**Texto dado**
- - -

Una propuesta de cristianismo en donde el peso fundamental esté en una espiritualidad para los laicos (incluso una espiritualidad para religiosos y sacerdotes) que huya de un “apartarse del mundo” .

 

Una experiencia religiosa que se juegue el pan y la sal en la apertura a los demás y en el amor práctico. El compromiso social y político no es otra cosa que el amor a  los “sin rostro” a los que se dirige la acción social y política. Una espiritualidad que vincule estrecha y necesariamente acción y contemplación. Esta es la lección del final de la vida de Jacques con su ingreso en los Hermanitos de Jesús, en el marco de la espiritualidad de Nazaret del Hno. Carlos de Foucauld.

 

En pocas palabras: se trata del paso de la Nueva cristiandad a las minorías proféticas.

 

¿Realmente alguien puede creer que el Maritain de la última época (Le paysan de la Garone) es un exprogresiata ganado a la causa de los tradicionalistas, un anciano conservador al que los años han amargado?

 

¿Un tal personaje se haría hermanito de Jesús, los curas de las Fraternidades obreras de René Voillaume, a sus casi 80 años?

 

Atreveos a releer todo Maritain desde la tradición de Charles de Foucauld y su espiritualidad de Nazaret!

 

Traducción del francés de las notas de J. M., con ocasión de un curso sobre los dones del Espíritu Santo (1950-1951)

Insistir sobre lo que dije ayer al final de la lección.

El mandamiento nuevo
dado por Jesús en
San Juan.

El amor al prójimo es el mismo amor que el amor a Dios. En consecuencia, el amor fraterno nos hace ser connaturales también con Dios.

- - -

**Material extraído**
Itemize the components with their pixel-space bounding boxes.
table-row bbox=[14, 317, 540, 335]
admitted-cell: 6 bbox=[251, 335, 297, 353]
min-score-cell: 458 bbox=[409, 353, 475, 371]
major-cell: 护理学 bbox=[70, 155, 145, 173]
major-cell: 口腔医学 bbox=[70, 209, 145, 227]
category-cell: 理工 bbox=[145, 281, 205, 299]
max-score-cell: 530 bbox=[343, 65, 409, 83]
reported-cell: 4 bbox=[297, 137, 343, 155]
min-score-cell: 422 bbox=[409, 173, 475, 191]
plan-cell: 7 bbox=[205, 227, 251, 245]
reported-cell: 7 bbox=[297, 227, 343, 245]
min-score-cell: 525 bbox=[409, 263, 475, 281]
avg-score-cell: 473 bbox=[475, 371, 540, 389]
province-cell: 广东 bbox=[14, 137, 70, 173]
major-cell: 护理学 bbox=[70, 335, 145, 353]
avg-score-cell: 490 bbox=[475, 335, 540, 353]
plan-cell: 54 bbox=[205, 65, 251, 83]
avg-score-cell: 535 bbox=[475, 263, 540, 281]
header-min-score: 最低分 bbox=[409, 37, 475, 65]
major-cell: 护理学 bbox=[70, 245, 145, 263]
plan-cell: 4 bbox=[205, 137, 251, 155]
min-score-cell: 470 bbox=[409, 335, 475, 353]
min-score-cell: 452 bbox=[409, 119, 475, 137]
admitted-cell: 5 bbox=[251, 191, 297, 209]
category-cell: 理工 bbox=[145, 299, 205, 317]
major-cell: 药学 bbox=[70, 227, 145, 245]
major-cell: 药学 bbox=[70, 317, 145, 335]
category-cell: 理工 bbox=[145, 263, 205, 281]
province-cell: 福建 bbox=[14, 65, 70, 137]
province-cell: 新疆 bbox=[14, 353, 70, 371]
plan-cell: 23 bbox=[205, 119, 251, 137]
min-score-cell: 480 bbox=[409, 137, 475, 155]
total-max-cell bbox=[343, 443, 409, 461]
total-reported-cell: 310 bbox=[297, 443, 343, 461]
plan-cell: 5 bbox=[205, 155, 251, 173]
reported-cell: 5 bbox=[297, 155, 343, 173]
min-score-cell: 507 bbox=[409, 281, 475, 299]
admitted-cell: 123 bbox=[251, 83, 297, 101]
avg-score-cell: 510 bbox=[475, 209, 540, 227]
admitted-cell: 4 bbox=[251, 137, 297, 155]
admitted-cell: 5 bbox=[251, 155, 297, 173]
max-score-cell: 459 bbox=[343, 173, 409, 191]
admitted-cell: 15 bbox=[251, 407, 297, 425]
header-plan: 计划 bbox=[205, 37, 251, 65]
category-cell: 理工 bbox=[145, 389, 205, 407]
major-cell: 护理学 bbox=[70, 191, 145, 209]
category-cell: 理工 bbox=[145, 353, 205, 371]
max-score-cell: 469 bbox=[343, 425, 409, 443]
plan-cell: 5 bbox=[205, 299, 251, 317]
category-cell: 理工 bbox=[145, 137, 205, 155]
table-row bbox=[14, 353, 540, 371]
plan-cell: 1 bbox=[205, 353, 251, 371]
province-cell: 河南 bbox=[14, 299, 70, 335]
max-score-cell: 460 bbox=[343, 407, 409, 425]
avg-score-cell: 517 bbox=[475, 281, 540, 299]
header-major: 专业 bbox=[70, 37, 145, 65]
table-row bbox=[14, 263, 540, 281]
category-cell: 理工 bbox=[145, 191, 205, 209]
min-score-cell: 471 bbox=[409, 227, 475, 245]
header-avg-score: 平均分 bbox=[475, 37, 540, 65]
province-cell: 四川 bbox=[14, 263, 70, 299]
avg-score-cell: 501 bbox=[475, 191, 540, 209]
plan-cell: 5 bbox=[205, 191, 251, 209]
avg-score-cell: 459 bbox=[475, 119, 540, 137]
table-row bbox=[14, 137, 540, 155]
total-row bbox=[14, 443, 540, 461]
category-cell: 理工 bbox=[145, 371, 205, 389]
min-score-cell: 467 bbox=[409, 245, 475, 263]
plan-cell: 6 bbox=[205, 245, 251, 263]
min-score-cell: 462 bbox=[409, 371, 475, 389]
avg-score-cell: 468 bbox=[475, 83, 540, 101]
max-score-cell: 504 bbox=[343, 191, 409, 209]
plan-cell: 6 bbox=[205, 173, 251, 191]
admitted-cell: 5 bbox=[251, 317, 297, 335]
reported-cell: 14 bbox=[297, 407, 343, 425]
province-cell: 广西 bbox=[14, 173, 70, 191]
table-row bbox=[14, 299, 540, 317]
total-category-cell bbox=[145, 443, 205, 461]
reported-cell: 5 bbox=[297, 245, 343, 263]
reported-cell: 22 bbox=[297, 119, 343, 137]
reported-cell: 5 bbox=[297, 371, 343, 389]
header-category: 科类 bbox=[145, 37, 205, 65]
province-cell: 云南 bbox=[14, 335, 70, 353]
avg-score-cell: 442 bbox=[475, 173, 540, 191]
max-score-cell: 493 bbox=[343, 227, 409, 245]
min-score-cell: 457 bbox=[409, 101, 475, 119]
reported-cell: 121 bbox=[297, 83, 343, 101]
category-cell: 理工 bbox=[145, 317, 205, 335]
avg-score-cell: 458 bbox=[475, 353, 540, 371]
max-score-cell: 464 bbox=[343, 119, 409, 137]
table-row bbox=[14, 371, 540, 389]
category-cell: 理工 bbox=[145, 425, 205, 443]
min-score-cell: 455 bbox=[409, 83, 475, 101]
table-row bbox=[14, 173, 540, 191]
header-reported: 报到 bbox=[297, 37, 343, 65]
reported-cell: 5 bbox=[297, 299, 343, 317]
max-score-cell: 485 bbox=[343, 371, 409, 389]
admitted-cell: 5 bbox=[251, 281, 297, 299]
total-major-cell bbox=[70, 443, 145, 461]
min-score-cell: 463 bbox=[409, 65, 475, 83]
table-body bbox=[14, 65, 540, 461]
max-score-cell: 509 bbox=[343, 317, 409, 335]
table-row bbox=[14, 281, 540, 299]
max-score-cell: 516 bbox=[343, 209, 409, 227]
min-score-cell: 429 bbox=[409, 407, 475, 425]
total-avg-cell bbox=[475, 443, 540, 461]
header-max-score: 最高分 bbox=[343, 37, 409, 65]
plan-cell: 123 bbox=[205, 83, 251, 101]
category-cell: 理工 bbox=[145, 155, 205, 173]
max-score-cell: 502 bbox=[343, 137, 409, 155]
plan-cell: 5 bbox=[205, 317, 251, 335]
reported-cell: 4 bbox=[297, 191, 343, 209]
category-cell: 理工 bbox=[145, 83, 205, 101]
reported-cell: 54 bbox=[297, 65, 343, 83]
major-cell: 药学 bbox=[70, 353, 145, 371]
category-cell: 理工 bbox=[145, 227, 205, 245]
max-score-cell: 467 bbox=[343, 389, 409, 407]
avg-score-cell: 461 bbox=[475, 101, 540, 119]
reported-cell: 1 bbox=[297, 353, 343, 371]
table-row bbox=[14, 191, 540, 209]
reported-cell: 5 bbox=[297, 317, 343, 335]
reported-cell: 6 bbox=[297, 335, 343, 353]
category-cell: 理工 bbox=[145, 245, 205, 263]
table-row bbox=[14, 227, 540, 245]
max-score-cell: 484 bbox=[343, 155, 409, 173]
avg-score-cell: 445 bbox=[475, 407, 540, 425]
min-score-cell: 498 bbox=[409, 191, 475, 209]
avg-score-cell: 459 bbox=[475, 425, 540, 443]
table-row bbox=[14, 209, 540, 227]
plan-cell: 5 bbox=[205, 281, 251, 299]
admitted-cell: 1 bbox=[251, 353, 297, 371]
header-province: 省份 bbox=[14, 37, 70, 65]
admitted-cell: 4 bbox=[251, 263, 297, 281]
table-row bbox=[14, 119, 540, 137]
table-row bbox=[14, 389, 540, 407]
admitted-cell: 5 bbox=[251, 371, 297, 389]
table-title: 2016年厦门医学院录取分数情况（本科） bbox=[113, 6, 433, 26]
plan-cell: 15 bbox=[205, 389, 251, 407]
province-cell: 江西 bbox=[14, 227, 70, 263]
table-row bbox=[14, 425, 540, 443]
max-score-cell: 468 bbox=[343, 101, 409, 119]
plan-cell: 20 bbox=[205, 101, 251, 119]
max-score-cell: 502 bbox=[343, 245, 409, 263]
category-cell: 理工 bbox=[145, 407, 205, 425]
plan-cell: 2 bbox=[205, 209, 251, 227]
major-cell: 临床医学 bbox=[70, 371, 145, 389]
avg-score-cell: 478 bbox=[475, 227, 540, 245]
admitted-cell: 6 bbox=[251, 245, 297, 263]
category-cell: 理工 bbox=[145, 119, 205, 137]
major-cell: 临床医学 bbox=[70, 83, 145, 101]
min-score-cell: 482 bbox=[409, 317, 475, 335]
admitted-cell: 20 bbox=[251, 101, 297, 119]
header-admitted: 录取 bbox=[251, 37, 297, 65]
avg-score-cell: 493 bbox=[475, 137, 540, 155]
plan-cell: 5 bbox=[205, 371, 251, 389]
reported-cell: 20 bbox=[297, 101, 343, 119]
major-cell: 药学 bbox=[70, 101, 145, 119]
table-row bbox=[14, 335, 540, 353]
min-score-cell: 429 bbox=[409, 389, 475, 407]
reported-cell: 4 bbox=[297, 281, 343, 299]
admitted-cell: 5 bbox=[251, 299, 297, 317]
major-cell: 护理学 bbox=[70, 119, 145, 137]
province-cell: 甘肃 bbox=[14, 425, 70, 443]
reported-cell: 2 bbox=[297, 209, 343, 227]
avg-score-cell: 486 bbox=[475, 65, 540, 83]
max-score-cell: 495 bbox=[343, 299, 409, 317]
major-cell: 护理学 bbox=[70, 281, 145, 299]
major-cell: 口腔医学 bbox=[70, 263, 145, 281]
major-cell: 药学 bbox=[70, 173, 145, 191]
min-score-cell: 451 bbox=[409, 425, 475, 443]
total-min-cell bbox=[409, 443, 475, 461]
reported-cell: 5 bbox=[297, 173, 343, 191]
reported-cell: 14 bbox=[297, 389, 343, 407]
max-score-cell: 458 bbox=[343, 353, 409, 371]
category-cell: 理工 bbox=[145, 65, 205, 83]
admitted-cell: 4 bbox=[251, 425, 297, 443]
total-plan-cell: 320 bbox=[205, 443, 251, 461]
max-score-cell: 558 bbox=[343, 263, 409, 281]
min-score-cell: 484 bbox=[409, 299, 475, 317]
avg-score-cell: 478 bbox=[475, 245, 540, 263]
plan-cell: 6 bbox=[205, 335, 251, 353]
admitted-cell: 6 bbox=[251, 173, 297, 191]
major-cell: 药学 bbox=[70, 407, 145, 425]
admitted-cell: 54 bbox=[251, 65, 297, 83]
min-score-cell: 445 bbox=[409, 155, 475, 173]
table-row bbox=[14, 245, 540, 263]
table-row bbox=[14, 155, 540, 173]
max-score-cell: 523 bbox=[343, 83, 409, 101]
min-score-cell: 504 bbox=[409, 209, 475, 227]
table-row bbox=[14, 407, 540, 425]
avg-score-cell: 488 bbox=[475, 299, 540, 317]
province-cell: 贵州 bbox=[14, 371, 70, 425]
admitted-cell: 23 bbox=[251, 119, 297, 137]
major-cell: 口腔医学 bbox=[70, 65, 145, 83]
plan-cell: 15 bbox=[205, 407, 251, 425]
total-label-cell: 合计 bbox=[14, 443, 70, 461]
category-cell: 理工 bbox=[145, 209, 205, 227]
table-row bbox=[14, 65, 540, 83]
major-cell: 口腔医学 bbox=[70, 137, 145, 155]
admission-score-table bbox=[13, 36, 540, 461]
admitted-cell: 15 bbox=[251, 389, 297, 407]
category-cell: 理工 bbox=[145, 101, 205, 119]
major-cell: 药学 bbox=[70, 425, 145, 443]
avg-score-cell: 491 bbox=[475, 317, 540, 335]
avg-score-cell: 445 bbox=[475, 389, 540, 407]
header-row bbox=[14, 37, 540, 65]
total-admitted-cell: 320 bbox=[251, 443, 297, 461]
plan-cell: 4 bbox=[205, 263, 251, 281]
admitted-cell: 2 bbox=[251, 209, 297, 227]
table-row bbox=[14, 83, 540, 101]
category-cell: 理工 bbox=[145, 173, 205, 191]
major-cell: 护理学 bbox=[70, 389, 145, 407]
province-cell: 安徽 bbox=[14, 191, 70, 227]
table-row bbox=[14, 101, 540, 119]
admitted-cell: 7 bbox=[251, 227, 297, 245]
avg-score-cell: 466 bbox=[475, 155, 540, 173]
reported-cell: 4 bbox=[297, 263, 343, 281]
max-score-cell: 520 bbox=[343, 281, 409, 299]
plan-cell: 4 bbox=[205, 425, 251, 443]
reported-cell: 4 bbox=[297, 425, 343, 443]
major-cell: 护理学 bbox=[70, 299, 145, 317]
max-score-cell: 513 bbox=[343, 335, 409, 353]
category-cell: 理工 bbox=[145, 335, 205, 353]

- - -

**Instrucciones**
(1) Reduce a una lista el párrafo del texto sobre Maritain que empieza con «Una experiencia religiosa que se juegue el pan y la sal», conservando sus datos principales.
(2) Continúa el texto sobre Maritain a partir de su última frase.
Los ítems no tienen ningún papel en este trabajo.

**Respuestas por tarea**
(1)
- Experiencia religiosa centrada en la apertura a los demás y en el amor práctico.
- El compromiso social y político como amor a los «sin rostro», destinatarios de la acción social y política.
- Espiritualidad que vincula estrecha y necesariamente acción y contemplación.
- Lección del final de la vida de Jacques: su ingreso en los Hermanitos de Jesús, en el marco de la espiritualidad de Nazaret del Hno. Carlos de Foucauld.

(2)
Cuando nos esforzamos en amar a los otros como Cristo les ha amado y siendo llevados por la caridad misma, la compasión, el don de sí que ellos son en Cristo, y viéndoles nosotros a ellos con los ojos de Cristo,

el amor fraterno deviene, mejor que todo concepto o idea, un medio inteligible para conocer a Dios, obscura y experimentalmente, de conocer a Dios como Desconocido (Inconnu), en la inextinguible infinitud de este amor.

 

Esto supondrá una aproximación evangélica hacia los hombres:

 

No se espera recibir nada de ellos, ni su gratitud, ni tan siquiera su misma conversión. No considerar lo que podrían debernos en justicia.

Incluso, intentar no darles cosa alguna.

Estar sólo atentos a su alma, y considerarla como algo de valor infinito y amado por Dios aquí y ahora.

Estar dispuestos a servirles.

Escucharles.

Ser un instrumento para transmitirles el amor que Dios les tiene.

Todo esto: actitud contemplativa hacia el prójimo
y desposesión de sí ­­–desprendimiento verdadero.

 

El amor fraterno tan exigente, tan duro, tan inexorable como el amor de Dios.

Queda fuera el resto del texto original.